[DATA SUPPLIED]
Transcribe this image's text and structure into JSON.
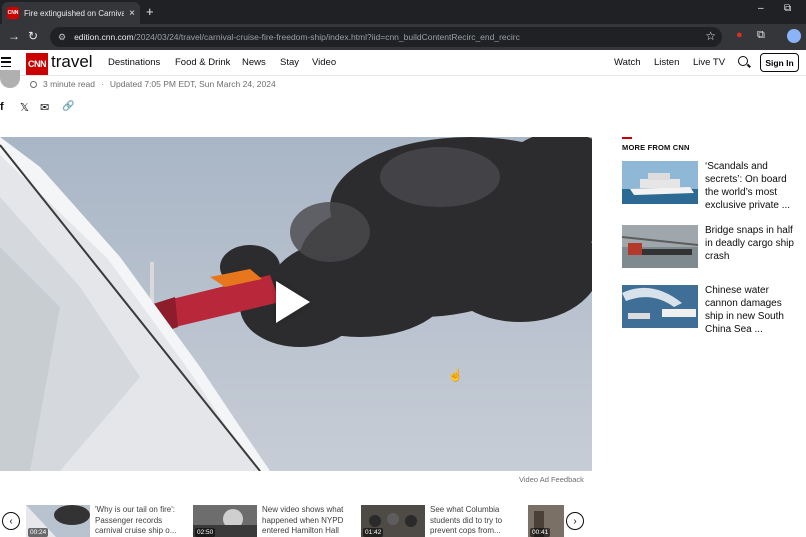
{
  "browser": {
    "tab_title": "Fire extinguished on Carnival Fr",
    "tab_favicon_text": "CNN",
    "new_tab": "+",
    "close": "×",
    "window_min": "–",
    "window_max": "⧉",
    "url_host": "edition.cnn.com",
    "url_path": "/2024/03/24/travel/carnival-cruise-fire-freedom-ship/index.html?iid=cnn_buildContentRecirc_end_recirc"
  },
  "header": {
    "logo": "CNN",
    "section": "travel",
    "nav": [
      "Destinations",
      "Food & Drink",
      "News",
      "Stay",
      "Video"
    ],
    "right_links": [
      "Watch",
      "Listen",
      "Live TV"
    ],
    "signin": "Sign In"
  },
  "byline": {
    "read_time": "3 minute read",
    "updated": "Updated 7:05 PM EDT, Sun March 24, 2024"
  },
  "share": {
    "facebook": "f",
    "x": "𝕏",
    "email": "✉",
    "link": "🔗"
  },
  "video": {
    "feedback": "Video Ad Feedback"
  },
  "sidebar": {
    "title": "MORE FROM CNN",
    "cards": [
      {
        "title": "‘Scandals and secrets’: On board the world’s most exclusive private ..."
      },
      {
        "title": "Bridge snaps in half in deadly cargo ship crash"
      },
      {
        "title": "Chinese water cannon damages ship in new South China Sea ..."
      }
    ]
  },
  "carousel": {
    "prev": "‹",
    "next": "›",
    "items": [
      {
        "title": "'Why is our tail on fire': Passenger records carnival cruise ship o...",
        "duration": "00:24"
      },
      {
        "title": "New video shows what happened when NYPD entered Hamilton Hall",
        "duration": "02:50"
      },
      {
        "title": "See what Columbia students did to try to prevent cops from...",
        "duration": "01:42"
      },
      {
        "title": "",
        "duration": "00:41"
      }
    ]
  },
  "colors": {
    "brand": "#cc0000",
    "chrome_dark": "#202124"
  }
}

[GOAL] Write out the listing word for word, omitting the pictures it holds.

[ANSWER TO THE PROBLEM]
Transcribe this image's text and structure into JSON.
{
  "browser": {
    "tab_title": "Fire extinguished on Carnival Fr",
    "tab_favicon_text": "CNN",
    "new_tab": "+",
    "close": "×",
    "window_min": "–",
    "window_max": "⧉",
    "url_host": "edition.cnn.com",
    "url_path": "/2024/03/24/travel/carnival-cruise-fire-freedom-ship/index.html?iid=cnn_buildContentRecirc_end_recirc"
  },
  "header": {
    "logo": "CNN",
    "section": "travel",
    "nav": [
      "Destinations",
      "Food & Drink",
      "News",
      "Stay",
      "Video"
    ],
    "right_links": [
      "Watch",
      "Listen",
      "Live TV"
    ],
    "signin": "Sign In"
  },
  "byline": {
    "read_time": "3 minute read",
    "updated": "Updated 7:05 PM EDT, Sun March 24, 2024"
  },
  "share": {
    "facebook": "f",
    "x": "𝕏",
    "email": "✉",
    "link": "🔗"
  },
  "video": {
    "feedback": "Video Ad Feedback"
  },
  "sidebar": {
    "title": "MORE FROM CNN",
    "cards": [
      {
        "title": "‘Scandals and secrets’: On board the world’s most exclusive private ..."
      },
      {
        "title": "Bridge snaps in half in deadly cargo ship crash"
      },
      {
        "title": "Chinese water cannon damages ship in new South China Sea ..."
      }
    ]
  },
  "carousel": {
    "prev": "‹",
    "next": "›",
    "items": [
      {
        "title": "'Why is our tail on fire': Passenger records carnival cruise ship o...",
        "duration": "00:24"
      },
      {
        "title": "New video shows what happened when NYPD entered Hamilton Hall",
        "duration": "02:50"
      },
      {
        "title": "See what Columbia students did to try to prevent cops from...",
        "duration": "01:42"
      },
      {
        "title": "",
        "duration": "00:41"
      }
    ]
  },
  "colors": {
    "brand": "#cc0000",
    "chrome_dark": "#202124"
  }
}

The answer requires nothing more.